:: Entries provided ::

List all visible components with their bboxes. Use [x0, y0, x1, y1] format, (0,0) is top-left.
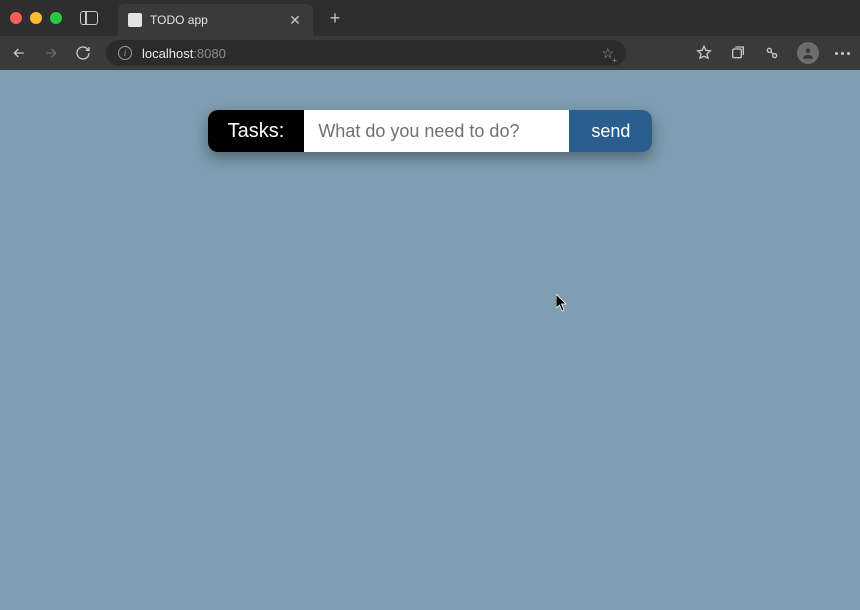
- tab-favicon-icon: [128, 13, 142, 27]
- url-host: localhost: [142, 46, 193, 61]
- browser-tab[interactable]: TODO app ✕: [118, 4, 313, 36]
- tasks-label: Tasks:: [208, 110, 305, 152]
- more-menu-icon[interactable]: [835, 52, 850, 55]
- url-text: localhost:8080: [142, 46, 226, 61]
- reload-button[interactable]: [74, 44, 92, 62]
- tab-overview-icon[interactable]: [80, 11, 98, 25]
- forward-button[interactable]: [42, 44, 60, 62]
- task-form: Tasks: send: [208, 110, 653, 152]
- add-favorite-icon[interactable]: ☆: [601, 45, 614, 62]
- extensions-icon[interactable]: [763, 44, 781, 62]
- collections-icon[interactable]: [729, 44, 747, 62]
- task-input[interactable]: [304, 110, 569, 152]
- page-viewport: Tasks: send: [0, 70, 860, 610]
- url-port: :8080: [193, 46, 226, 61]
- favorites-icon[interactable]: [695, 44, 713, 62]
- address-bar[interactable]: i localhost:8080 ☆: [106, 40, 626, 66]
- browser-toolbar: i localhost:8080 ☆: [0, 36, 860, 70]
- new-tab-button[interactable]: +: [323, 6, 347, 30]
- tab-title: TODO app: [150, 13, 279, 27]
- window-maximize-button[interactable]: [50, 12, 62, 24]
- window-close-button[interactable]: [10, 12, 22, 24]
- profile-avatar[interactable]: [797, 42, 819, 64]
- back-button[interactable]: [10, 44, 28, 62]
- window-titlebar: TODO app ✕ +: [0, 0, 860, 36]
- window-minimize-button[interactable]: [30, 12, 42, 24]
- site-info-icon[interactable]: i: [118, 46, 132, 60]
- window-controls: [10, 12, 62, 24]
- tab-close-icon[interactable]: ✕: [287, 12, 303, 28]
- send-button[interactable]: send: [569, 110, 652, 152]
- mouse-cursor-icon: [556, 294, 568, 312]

--

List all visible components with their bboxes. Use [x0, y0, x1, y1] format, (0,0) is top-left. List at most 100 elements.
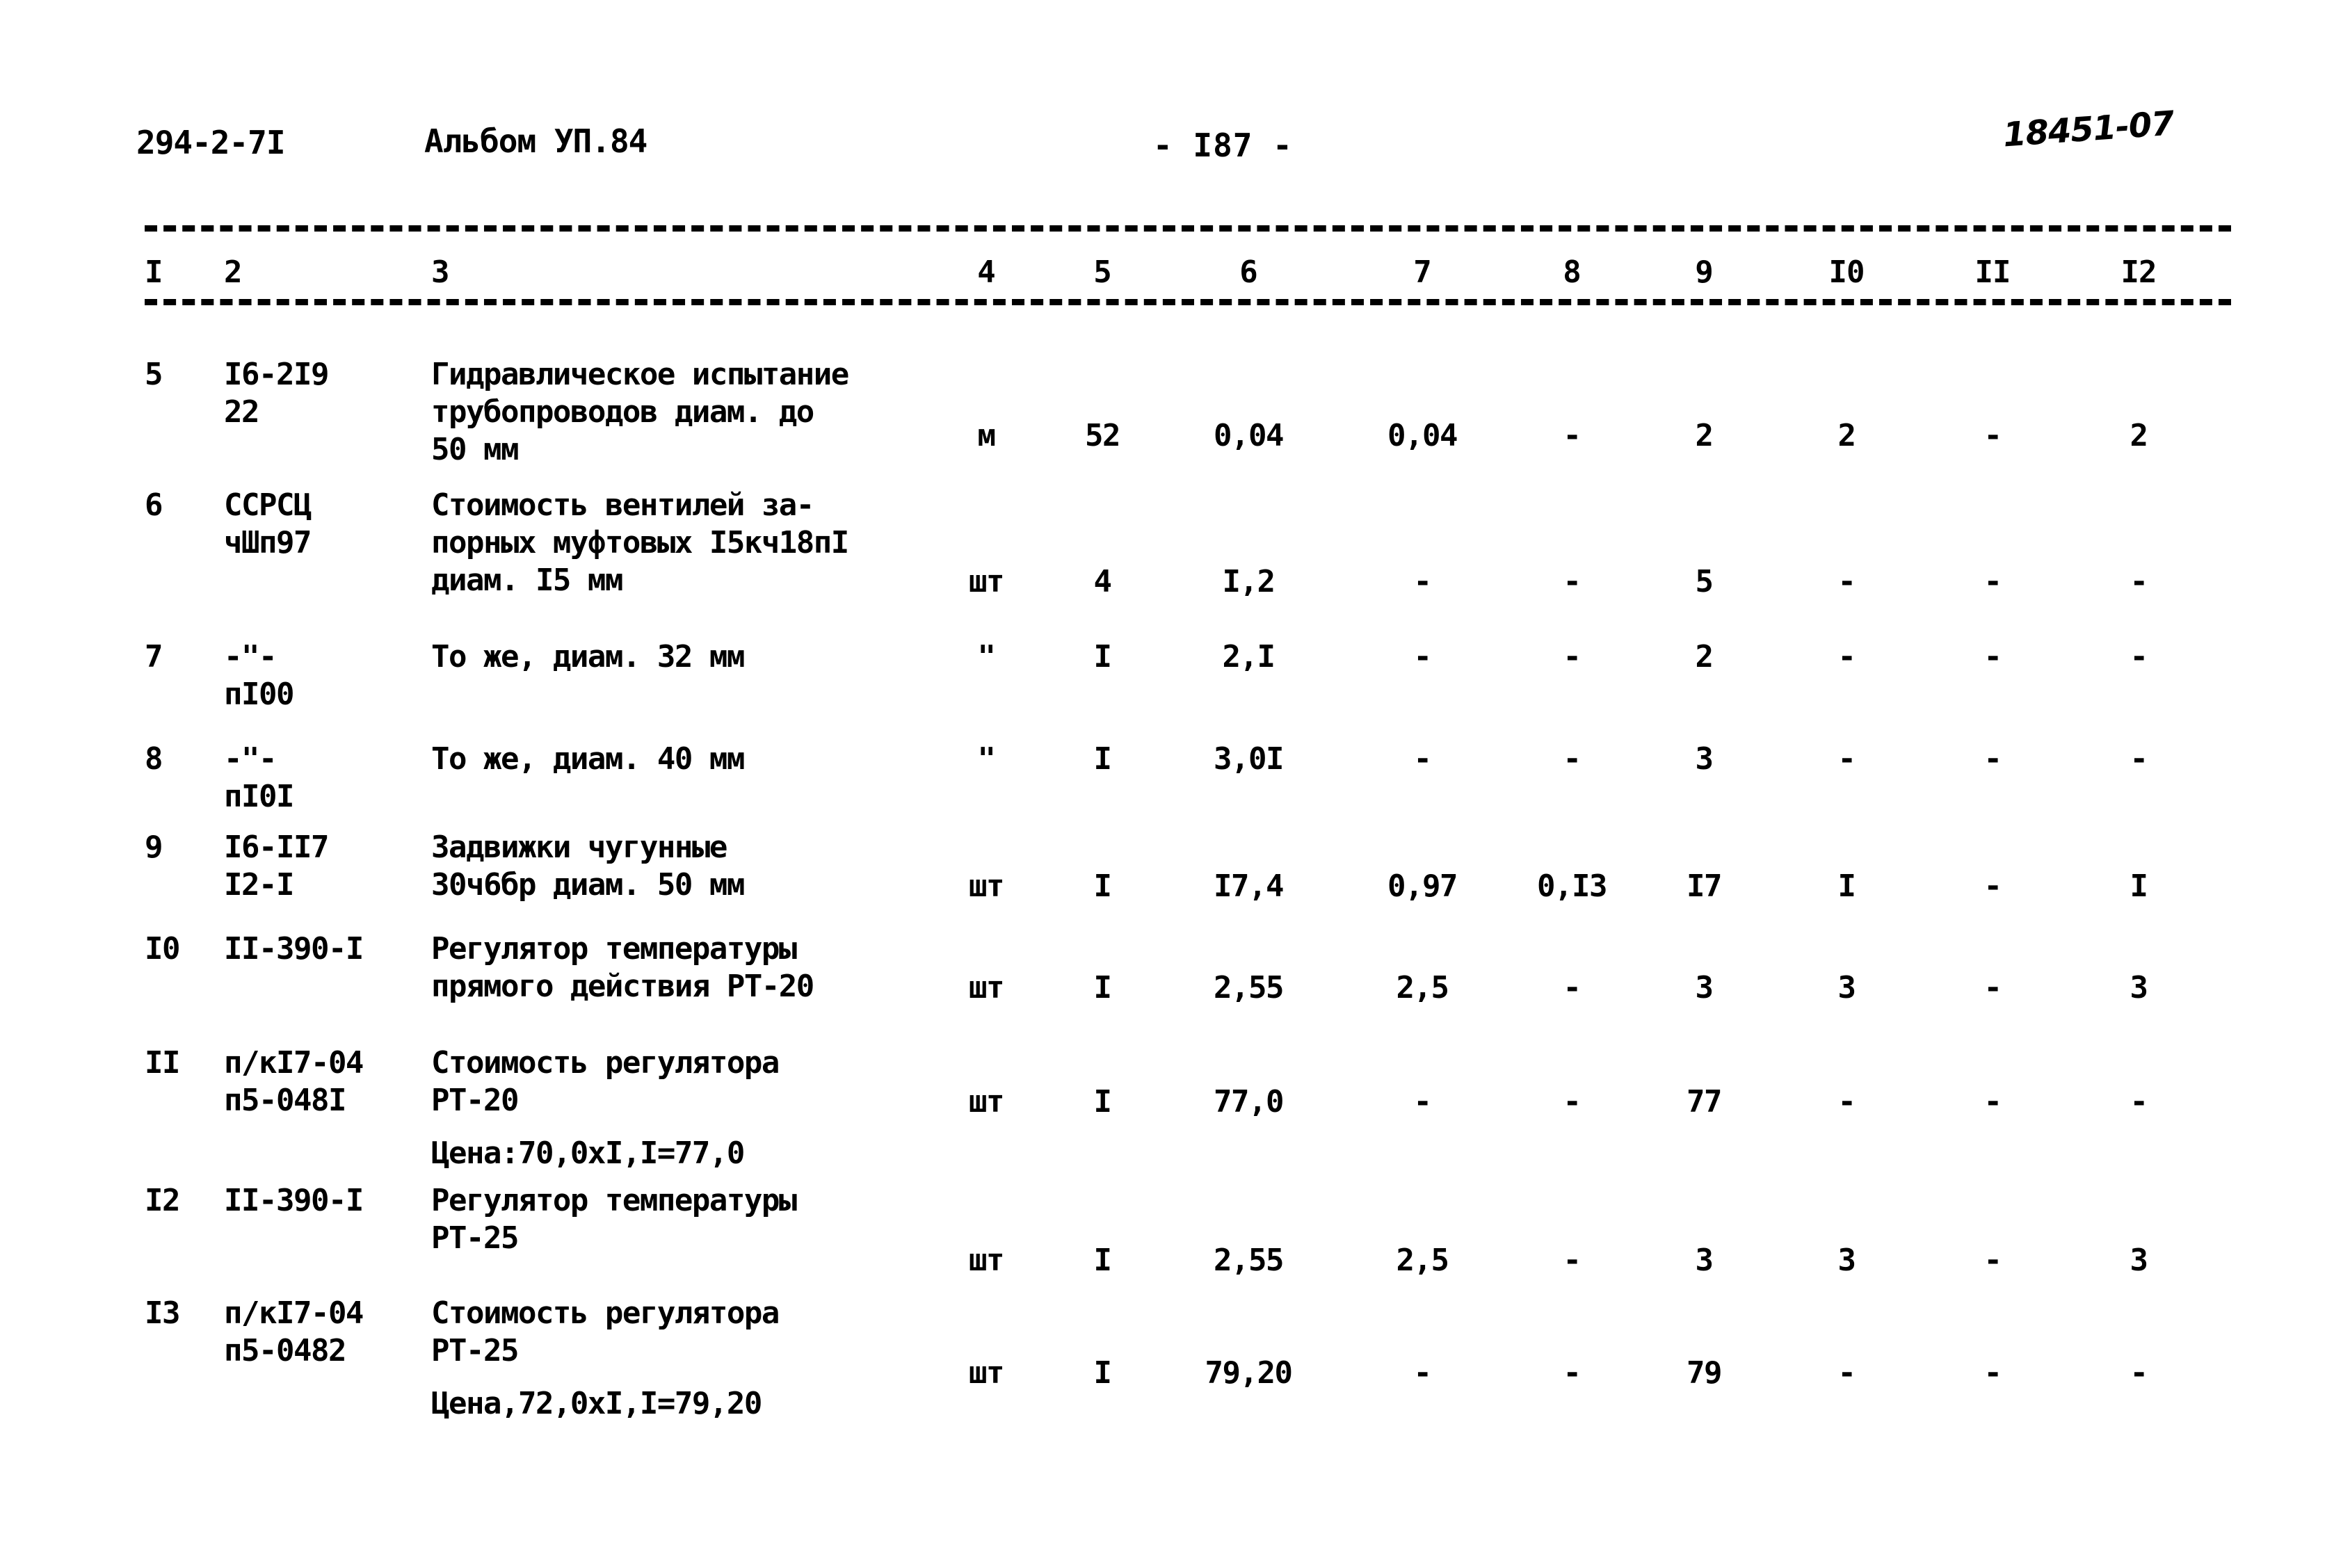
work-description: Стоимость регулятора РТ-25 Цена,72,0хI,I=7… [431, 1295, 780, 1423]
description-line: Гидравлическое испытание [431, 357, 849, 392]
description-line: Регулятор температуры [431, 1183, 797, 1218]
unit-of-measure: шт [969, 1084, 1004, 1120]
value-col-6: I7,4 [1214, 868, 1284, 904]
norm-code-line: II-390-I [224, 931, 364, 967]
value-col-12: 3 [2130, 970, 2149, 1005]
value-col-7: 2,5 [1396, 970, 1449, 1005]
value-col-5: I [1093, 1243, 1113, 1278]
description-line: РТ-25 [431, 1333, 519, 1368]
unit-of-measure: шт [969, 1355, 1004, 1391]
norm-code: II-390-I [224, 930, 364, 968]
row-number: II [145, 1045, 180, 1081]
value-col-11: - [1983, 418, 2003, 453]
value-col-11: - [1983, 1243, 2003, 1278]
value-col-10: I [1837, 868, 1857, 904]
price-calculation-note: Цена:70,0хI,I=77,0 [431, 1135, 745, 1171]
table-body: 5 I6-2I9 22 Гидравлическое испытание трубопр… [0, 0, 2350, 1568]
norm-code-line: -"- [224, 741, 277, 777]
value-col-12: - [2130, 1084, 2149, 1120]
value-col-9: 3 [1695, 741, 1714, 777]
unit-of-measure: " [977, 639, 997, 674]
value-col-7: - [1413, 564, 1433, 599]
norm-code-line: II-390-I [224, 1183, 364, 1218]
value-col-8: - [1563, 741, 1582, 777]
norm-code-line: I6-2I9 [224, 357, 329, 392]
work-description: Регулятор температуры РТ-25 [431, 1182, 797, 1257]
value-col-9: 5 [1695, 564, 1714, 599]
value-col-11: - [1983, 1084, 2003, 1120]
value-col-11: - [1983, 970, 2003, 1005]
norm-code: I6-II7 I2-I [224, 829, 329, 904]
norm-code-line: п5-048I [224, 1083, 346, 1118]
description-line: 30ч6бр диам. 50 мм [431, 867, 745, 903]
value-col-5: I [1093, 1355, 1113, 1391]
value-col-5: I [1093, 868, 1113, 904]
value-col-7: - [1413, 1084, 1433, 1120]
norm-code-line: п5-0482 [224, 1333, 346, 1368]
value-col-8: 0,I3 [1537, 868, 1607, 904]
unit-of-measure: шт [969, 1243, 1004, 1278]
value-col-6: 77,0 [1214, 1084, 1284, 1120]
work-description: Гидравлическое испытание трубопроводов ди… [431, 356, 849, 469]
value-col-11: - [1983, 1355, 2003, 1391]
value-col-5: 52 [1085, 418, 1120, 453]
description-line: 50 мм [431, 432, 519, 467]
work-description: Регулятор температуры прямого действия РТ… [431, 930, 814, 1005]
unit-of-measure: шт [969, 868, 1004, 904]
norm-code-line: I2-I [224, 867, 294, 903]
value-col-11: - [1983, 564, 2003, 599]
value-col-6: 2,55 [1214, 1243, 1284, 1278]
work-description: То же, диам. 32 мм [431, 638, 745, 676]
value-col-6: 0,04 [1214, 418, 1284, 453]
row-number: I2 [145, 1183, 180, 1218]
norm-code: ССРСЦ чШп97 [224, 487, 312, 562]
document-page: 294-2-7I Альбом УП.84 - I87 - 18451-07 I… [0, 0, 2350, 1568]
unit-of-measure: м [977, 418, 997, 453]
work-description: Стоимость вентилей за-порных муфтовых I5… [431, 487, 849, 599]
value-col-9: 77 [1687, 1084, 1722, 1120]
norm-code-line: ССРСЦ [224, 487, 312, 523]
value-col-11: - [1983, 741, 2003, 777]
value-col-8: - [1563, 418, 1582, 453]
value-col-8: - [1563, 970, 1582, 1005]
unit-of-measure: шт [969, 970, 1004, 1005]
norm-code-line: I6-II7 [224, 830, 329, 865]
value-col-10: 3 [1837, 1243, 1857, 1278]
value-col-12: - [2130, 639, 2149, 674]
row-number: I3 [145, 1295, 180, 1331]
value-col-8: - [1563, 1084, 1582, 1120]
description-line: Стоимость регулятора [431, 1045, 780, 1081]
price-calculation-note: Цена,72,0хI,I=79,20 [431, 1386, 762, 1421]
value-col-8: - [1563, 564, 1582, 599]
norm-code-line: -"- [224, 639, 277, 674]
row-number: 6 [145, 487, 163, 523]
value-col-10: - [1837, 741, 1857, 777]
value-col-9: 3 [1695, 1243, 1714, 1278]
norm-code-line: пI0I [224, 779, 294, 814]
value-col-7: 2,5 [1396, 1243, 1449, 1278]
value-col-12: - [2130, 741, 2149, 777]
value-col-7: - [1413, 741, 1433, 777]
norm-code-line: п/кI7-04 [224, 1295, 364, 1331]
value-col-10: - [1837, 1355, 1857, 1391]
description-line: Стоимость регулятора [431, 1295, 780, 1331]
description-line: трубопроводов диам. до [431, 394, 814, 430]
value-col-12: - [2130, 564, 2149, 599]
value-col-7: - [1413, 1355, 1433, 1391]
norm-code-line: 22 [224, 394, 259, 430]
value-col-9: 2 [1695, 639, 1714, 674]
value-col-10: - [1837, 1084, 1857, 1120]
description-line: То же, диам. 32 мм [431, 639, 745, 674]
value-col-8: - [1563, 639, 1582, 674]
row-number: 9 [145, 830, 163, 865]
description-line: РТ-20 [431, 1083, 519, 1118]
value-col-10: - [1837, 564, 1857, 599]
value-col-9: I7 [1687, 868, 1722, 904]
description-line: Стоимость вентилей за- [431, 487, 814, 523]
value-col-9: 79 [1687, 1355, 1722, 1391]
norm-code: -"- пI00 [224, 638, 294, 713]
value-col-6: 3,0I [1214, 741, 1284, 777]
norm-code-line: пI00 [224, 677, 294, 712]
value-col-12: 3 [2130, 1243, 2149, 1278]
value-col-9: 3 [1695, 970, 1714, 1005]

:: Your objective ::
Edit the rows from the line that contains "- tab-favicon-icon: [128, 13, 142, 27]" through the line that contains "- mouse-cursor-icon: [556, 294, 568, 312]", inclusive, swapping "send-button" for "submit-button" and keeping everything else unchanged. Return only those rows.

:: Answer to this problem ::
- tab-favicon-icon: [128, 13, 142, 27]
- url-host: localhost: [142, 46, 193, 61]
- browser-tab[interactable]: TODO app ✕: [118, 4, 313, 36]
- tasks-label: Tasks:: [208, 110, 305, 152]
- more-menu-icon[interactable]: [835, 52, 850, 55]
- url-text: localhost:8080: [142, 46, 226, 61]
- reload-button[interactable]: [74, 44, 92, 62]
- tab-overview-icon[interactable]: [80, 11, 98, 25]
- forward-button[interactable]: [42, 44, 60, 62]
- task-form: Tasks: send: [208, 110, 653, 152]
- add-favorite-icon[interactable]: ☆: [601, 45, 614, 62]
- extensions-icon[interactable]: [763, 44, 781, 62]
- collections-icon[interactable]: [729, 44, 747, 62]
- task-input[interactable]: [304, 110, 569, 152]
- page-viewport: Tasks: send: [0, 70, 860, 610]
- url-port: :8080: [193, 46, 226, 61]
- favorites-icon[interactable]: [695, 44, 713, 62]
- address-bar[interactable]: i localhost:8080 ☆: [106, 40, 626, 66]
- browser-toolbar: i localhost:8080 ☆: [0, 36, 860, 70]
- new-tab-button[interactable]: +: [323, 6, 347, 30]
- tab-title: TODO app: [150, 13, 279, 27]
- window-maximize-button[interactable]: [50, 12, 62, 24]
- window-close-button[interactable]: [10, 12, 22, 24]
- profile-avatar[interactable]: [797, 42, 819, 64]
- back-button[interactable]: [10, 44, 28, 62]
- window-titlebar: TODO app ✕ +: [0, 0, 860, 36]
- window-minimize-button[interactable]: [30, 12, 42, 24]
- site-info-icon[interactable]: i: [118, 46, 132, 60]
- window-controls: [10, 12, 62, 24]
- tab-close-icon[interactable]: ✕: [287, 12, 303, 28]
- submit-button[interactable]: send: [569, 110, 652, 152]
- mouse-cursor-icon: [556, 294, 568, 312]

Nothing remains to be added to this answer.